*Records from a data source*:

++++

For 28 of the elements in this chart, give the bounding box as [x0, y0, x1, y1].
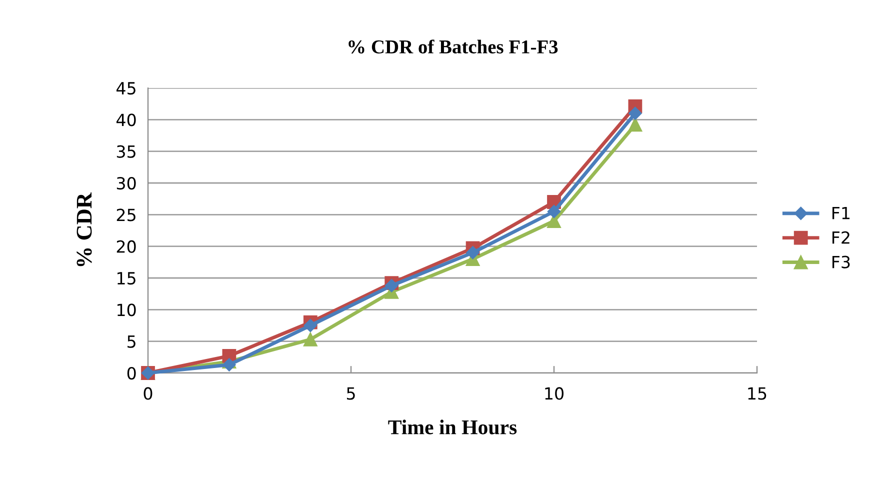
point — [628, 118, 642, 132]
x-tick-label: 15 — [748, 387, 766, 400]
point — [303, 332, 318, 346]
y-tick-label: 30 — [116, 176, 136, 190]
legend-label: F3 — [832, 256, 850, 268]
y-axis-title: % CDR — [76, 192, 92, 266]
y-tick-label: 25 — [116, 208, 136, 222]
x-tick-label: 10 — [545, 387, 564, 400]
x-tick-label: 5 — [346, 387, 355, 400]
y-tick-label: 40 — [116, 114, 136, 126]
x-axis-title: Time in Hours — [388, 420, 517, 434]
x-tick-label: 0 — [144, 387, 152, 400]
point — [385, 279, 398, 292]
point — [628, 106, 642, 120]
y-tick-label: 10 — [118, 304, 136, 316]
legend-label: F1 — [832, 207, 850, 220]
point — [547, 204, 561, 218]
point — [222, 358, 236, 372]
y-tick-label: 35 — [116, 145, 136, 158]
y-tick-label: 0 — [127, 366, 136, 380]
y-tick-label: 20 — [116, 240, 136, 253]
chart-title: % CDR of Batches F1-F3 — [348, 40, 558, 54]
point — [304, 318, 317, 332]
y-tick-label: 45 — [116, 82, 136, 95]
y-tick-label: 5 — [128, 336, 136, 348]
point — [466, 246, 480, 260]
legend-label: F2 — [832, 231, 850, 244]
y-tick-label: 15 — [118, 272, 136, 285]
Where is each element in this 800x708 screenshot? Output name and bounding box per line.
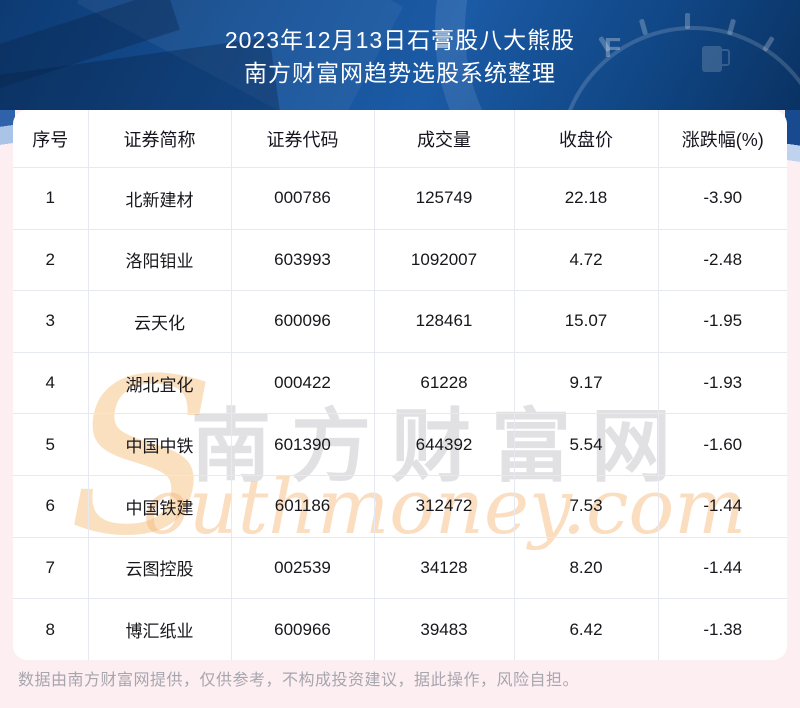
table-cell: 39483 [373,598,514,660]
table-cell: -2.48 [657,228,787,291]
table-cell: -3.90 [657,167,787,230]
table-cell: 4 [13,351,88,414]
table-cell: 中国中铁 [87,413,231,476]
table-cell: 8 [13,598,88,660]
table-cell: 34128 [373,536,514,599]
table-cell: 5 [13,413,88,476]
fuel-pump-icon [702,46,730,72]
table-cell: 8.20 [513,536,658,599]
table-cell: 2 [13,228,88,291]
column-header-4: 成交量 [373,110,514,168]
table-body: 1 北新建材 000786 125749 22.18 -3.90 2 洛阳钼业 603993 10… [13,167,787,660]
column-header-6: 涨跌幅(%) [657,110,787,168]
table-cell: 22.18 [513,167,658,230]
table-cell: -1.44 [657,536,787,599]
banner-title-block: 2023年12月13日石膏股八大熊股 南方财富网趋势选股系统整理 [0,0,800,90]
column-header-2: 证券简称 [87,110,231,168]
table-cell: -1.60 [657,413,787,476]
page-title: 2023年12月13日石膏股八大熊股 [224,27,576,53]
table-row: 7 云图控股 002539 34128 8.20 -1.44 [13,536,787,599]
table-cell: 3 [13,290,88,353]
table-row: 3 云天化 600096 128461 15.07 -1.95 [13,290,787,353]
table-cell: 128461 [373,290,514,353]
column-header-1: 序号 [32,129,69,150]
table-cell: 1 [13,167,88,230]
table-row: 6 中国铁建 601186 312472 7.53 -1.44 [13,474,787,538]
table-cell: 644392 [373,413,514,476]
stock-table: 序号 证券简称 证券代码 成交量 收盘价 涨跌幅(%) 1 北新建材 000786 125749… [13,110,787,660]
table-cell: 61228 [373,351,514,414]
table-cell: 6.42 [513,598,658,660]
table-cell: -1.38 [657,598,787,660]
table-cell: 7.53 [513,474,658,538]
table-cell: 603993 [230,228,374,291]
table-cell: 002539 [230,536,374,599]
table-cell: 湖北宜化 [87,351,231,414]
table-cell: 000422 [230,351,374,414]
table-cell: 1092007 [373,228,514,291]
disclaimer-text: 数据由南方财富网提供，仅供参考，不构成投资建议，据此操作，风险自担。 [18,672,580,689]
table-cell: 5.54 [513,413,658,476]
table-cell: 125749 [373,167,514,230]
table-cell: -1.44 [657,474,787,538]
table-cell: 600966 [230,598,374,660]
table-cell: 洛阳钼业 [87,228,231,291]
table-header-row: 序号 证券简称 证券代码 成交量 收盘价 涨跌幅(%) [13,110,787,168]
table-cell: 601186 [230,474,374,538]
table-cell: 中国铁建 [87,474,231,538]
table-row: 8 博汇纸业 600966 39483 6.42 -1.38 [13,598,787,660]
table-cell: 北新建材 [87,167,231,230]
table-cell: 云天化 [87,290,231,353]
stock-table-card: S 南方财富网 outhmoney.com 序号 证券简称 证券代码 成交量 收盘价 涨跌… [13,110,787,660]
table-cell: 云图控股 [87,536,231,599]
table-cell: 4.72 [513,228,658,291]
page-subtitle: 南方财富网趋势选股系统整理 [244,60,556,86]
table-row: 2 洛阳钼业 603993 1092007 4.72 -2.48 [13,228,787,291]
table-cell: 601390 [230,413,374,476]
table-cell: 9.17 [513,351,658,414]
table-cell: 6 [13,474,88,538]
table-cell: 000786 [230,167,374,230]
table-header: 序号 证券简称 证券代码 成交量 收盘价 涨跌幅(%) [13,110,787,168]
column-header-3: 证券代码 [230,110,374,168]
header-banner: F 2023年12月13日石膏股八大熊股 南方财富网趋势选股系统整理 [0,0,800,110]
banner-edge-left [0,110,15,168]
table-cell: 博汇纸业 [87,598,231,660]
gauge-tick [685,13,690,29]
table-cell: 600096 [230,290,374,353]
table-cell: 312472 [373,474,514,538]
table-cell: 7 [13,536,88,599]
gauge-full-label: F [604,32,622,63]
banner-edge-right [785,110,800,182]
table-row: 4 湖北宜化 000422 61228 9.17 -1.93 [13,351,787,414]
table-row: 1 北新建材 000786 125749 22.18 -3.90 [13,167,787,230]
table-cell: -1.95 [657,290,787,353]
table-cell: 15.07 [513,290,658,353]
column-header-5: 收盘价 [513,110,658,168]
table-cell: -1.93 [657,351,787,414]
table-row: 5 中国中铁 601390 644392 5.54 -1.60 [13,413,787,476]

++++

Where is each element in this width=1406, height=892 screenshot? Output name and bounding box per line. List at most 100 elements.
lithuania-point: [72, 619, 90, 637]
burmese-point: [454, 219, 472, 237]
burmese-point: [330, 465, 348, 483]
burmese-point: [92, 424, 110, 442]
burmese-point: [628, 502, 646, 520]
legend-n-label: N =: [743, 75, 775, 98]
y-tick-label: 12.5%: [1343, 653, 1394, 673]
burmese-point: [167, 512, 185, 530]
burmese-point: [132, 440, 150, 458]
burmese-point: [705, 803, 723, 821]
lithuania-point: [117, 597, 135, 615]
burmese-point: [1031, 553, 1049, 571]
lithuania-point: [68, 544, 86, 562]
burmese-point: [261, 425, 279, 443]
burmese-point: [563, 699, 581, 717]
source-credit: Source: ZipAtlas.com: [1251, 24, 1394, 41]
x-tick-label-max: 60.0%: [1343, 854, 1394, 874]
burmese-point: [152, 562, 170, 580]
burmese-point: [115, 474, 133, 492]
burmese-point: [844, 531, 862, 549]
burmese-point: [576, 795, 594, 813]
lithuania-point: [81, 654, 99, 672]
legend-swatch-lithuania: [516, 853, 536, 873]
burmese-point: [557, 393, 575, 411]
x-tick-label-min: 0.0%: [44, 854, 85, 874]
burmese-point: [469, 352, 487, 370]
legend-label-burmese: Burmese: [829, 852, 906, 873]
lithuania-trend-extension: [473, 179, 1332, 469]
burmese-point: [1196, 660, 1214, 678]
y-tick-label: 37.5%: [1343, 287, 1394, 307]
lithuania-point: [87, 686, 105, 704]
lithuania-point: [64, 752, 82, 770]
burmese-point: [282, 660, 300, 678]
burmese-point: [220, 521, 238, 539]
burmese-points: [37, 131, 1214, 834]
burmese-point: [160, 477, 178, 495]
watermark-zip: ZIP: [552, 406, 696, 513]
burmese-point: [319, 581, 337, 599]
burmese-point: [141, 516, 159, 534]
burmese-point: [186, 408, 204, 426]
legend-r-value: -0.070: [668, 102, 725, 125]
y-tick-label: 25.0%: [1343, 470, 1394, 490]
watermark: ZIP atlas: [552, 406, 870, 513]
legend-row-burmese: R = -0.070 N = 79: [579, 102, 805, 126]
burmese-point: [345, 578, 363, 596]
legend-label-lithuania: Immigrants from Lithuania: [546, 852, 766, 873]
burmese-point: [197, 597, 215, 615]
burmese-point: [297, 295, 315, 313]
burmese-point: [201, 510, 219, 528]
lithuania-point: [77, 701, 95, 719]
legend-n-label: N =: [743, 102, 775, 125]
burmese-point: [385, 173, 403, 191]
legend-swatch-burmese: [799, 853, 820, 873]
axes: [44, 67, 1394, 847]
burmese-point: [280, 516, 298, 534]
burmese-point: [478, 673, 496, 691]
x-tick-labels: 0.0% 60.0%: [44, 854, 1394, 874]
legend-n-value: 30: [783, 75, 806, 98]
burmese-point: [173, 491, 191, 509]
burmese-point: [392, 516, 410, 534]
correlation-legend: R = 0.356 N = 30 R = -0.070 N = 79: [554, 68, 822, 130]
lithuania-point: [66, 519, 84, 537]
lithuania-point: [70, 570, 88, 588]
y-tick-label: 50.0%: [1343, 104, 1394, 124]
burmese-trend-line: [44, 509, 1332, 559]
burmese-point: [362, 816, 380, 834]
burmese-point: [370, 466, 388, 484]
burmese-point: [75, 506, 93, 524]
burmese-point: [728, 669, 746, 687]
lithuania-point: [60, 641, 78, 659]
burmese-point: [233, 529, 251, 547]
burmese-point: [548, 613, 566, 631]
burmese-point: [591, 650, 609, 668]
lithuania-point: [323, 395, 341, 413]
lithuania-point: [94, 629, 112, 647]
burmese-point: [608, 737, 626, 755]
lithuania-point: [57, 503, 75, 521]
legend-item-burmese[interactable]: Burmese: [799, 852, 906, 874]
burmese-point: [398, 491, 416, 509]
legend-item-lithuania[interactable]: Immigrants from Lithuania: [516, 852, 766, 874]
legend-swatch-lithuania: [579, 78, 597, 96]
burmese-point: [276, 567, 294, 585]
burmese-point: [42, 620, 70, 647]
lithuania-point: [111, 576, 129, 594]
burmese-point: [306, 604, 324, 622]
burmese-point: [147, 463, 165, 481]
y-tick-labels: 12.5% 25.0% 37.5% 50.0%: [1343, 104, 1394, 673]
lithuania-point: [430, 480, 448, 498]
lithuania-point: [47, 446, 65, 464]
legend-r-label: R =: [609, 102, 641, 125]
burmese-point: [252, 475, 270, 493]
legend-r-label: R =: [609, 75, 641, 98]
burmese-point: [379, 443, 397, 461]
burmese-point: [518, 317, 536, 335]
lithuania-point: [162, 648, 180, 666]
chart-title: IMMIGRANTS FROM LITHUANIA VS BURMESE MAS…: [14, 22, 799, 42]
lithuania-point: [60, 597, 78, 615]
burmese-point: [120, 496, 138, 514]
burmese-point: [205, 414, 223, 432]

++++

*Short exercise*: Can you recast the entries as a Markdown table with the columns Row and Entry, starting at the line that has "Where is each element in this width=1406, height=892" and stopping after the line that has "burmese-point: [115, 474, 133, 492]", with blank lines left out?

*Solution to this exercise*:
| Row | Entry |
|---|---|
| 1 | Where is each element in this width=1406, height=892 screenshot? Output name and bounding box per line. List at most 100 elements. |
| 2 | lithuania-point: [72, 619, 90, 637] |
| 3 | burmese-point: [454, 219, 472, 237] |
| 4 | burmese-point: [330, 465, 348, 483] |
| 5 | burmese-point: [92, 424, 110, 442] |
| 6 | burmese-point: [628, 502, 646, 520] |
| 7 | legend-n-label: N =: [743, 75, 775, 98] |
| 8 | y-tick-label: 12.5%: [1343, 653, 1394, 673] |
| 9 | burmese-point: [167, 512, 185, 530] |
| 10 | burmese-point: [132, 440, 150, 458] |
| 11 | burmese-point: [705, 803, 723, 821] |
| 12 | lithuania-point: [117, 597, 135, 615] |
| 13 | burmese-point: [1031, 553, 1049, 571] |
| 14 | lithuania-point: [68, 544, 86, 562] |
| 15 | burmese-point: [261, 425, 279, 443] |
| 16 | burmese-point: [563, 699, 581, 717] |
| 17 | source-credit: Source: ZipAtlas.com: [1251, 24, 1394, 41] |
| 18 | x-tick-label-max: 60.0%: [1343, 854, 1394, 874] |
| 19 | burmese-point: [152, 562, 170, 580] |
| 20 | burmese-point: [115, 474, 133, 492] |